__Stored dataset items__
══════
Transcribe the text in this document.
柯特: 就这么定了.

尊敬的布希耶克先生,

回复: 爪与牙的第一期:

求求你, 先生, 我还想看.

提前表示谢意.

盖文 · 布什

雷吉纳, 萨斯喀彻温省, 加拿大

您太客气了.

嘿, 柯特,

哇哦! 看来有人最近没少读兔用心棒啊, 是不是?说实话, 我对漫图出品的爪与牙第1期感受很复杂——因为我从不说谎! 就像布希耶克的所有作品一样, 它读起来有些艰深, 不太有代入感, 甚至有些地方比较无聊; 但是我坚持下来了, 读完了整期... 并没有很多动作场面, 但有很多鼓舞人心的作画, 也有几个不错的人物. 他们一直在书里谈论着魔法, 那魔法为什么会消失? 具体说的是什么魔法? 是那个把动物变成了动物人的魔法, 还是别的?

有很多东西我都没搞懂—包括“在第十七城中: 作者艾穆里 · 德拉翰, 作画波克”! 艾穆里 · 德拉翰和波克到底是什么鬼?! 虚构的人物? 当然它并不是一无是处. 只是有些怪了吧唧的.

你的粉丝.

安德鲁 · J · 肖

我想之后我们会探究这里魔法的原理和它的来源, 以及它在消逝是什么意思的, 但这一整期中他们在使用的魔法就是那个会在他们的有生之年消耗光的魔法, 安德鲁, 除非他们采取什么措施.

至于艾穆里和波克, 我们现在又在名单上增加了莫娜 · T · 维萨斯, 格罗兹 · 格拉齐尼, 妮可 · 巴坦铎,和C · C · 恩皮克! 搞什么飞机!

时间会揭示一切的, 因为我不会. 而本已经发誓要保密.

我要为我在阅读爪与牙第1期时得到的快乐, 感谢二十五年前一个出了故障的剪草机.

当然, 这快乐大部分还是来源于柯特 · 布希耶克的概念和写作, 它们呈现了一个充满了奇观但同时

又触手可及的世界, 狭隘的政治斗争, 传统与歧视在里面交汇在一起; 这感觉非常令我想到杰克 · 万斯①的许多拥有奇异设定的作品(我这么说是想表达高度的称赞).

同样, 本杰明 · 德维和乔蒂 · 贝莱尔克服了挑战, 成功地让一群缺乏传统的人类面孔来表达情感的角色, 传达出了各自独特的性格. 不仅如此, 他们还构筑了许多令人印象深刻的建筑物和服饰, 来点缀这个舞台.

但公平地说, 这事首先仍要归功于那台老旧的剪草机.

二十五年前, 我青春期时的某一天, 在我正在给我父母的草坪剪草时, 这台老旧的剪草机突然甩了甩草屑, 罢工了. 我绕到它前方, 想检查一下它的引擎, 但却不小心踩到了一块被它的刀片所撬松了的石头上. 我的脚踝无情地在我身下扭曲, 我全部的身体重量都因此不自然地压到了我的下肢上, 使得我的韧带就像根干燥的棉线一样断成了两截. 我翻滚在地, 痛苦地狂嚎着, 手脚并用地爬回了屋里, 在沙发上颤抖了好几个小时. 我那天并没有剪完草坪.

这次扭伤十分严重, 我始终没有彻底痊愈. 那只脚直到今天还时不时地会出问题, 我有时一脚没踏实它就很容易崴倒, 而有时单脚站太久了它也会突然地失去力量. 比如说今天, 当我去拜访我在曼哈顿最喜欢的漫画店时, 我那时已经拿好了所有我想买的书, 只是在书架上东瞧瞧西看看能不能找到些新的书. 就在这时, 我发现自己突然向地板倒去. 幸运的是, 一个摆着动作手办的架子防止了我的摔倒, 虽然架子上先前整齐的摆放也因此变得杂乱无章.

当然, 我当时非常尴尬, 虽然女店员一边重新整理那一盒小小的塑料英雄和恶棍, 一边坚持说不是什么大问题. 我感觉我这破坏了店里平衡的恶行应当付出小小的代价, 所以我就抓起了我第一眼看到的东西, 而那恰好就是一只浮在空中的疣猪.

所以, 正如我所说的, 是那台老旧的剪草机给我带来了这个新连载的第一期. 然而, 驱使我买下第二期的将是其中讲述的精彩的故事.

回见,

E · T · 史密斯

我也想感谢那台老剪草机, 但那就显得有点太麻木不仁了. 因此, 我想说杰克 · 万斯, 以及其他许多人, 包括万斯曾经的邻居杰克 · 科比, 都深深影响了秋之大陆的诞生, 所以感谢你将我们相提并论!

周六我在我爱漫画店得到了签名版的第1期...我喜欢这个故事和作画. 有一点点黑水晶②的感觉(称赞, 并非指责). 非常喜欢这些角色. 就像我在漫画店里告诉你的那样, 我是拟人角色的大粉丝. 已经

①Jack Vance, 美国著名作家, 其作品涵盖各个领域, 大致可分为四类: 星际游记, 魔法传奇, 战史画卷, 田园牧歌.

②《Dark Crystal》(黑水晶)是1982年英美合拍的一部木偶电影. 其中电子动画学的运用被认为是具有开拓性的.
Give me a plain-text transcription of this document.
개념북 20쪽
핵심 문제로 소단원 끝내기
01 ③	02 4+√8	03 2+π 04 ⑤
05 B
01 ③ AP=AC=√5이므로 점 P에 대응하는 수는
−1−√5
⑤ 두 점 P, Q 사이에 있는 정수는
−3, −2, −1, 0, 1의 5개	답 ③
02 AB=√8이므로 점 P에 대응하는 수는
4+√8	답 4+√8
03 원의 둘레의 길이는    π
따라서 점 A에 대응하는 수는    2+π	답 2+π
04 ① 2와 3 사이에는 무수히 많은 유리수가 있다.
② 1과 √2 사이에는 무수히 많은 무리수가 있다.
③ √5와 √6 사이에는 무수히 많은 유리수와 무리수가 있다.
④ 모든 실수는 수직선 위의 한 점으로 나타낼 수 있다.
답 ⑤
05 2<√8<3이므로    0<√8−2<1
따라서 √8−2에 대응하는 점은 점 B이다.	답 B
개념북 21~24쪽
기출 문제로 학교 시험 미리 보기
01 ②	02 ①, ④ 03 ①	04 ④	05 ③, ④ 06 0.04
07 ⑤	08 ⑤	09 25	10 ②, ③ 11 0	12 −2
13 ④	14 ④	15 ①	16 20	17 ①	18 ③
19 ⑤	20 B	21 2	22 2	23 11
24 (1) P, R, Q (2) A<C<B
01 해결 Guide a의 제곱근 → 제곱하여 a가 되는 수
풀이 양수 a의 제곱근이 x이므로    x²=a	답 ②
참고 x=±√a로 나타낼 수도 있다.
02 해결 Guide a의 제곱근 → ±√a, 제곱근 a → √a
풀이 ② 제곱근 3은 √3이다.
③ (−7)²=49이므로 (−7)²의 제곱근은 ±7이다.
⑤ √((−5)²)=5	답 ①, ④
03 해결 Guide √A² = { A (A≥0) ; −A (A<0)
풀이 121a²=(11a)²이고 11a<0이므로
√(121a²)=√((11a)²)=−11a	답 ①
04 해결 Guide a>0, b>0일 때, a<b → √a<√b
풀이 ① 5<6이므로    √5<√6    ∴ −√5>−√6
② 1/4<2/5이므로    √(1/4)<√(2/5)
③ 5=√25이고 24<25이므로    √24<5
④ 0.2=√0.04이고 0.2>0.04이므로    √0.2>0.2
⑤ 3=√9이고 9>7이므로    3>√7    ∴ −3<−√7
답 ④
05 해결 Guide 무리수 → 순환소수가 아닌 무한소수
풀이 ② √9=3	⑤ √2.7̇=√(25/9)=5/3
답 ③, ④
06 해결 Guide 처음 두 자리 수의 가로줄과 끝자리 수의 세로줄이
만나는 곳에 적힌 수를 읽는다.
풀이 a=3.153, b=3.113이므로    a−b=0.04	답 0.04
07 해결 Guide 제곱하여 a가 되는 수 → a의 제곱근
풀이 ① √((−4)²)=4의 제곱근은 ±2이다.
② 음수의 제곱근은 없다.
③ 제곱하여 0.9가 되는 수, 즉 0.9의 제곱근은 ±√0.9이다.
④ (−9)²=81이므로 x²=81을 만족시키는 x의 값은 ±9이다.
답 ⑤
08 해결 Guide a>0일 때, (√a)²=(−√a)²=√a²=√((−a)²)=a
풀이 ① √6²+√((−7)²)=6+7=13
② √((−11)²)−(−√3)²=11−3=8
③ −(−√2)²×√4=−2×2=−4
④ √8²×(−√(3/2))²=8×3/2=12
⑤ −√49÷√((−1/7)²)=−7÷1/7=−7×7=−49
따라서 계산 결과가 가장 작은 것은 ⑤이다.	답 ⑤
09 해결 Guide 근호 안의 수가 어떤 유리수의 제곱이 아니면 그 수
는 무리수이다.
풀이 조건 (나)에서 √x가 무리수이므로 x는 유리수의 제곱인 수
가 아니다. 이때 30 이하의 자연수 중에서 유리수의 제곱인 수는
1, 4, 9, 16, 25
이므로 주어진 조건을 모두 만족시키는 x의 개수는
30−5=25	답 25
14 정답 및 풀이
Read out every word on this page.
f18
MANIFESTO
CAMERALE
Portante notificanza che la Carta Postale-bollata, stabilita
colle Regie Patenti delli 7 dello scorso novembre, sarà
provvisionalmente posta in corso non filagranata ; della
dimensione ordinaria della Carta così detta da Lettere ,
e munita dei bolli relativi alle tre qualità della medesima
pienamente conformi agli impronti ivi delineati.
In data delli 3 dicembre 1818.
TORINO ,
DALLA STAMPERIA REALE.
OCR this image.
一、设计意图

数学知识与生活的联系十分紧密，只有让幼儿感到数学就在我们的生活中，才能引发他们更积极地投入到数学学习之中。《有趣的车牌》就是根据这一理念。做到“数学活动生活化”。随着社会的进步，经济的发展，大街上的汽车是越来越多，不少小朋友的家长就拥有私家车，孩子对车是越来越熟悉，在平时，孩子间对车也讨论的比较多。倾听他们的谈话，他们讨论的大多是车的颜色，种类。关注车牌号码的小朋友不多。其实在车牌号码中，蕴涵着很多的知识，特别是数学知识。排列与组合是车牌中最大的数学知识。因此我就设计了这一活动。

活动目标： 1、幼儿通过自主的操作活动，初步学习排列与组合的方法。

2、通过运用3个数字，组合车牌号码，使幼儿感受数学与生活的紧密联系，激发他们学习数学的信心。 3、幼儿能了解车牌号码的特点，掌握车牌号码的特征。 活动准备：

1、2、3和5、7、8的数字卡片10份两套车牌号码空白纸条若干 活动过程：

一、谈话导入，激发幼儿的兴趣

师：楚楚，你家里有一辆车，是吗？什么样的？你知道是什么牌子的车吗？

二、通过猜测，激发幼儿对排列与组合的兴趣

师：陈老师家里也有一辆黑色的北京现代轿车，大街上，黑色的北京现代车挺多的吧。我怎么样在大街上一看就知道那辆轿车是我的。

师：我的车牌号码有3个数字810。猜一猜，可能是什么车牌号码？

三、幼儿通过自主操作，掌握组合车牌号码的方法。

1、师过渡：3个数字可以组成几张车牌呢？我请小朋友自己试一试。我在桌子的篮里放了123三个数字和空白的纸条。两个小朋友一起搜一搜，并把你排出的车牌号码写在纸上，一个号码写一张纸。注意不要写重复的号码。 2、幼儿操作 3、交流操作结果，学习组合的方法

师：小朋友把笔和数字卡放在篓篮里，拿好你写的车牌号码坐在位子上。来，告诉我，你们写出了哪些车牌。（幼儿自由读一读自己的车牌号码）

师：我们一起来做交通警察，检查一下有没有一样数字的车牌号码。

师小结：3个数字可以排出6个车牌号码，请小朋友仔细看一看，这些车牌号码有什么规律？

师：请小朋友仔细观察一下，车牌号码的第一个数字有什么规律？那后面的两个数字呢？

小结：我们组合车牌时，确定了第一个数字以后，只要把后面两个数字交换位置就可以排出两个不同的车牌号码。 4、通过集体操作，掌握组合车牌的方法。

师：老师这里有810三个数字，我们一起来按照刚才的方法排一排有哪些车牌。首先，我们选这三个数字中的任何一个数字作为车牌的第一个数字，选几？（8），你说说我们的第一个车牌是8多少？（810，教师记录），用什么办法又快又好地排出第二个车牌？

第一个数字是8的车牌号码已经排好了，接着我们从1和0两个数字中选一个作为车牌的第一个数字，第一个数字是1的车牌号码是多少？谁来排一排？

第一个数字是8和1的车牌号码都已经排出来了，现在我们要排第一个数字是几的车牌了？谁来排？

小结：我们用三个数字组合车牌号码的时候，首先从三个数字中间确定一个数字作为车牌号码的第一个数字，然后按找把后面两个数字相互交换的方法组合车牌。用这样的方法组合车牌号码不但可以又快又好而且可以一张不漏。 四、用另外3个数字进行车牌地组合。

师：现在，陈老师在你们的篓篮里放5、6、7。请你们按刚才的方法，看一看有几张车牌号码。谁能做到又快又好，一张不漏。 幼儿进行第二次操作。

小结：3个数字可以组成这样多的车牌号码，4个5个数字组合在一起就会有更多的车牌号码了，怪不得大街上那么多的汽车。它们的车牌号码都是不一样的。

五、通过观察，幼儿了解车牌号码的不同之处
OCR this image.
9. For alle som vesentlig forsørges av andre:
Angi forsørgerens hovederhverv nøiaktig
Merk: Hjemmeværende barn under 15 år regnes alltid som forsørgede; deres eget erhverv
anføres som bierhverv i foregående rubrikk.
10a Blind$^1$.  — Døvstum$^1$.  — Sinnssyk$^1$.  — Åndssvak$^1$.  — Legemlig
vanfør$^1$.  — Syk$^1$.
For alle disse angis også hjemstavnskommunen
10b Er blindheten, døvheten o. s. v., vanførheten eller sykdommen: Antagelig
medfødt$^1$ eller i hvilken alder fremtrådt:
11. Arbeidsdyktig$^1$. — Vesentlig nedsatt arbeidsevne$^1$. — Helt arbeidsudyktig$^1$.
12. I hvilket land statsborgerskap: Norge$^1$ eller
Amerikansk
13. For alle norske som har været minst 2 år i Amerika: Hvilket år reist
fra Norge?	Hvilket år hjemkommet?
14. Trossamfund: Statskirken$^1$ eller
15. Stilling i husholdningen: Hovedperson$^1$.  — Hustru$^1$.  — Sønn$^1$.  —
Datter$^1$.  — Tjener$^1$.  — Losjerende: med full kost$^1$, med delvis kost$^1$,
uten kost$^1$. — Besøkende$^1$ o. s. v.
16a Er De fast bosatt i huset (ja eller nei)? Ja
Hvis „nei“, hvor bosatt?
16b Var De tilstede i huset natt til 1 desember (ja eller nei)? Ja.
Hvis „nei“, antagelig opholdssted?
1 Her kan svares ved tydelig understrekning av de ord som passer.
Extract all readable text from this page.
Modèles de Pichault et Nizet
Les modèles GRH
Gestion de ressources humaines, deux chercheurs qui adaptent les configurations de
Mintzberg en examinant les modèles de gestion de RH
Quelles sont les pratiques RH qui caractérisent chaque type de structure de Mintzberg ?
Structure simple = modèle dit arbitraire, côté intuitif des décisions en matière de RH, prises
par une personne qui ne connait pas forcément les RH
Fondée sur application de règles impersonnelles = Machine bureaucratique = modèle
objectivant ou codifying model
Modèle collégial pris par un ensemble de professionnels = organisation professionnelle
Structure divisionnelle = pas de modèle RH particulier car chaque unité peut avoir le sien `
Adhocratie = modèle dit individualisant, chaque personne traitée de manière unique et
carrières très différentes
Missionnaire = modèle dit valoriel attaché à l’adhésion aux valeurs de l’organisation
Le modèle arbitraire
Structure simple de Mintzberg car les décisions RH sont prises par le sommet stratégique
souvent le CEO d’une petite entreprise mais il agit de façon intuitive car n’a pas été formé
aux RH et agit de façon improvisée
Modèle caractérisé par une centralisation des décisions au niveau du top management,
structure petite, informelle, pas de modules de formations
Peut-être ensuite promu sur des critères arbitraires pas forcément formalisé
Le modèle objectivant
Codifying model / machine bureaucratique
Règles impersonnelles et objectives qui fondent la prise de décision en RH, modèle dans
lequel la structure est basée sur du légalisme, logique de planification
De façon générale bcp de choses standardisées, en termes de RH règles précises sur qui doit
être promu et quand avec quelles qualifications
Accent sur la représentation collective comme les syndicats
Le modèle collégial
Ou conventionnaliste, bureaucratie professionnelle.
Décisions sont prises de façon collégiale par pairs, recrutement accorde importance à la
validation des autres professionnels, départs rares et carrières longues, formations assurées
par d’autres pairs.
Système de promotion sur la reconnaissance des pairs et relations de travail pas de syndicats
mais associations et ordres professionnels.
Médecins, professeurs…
══════
__AIM OF THE EXERCISE__
Scan the material above. Copy each line that holds the word "사이에는".

__EXERCISE SOLUTION__
04 ① 2와 3 사이에는 무수히 많은 유리수가 있다.
② 1과 √2 사이에는 무수히 많은 무리수가 있다.
③ √5와 √6 사이에는 무수히 많은 유리수와 무리수가 있다.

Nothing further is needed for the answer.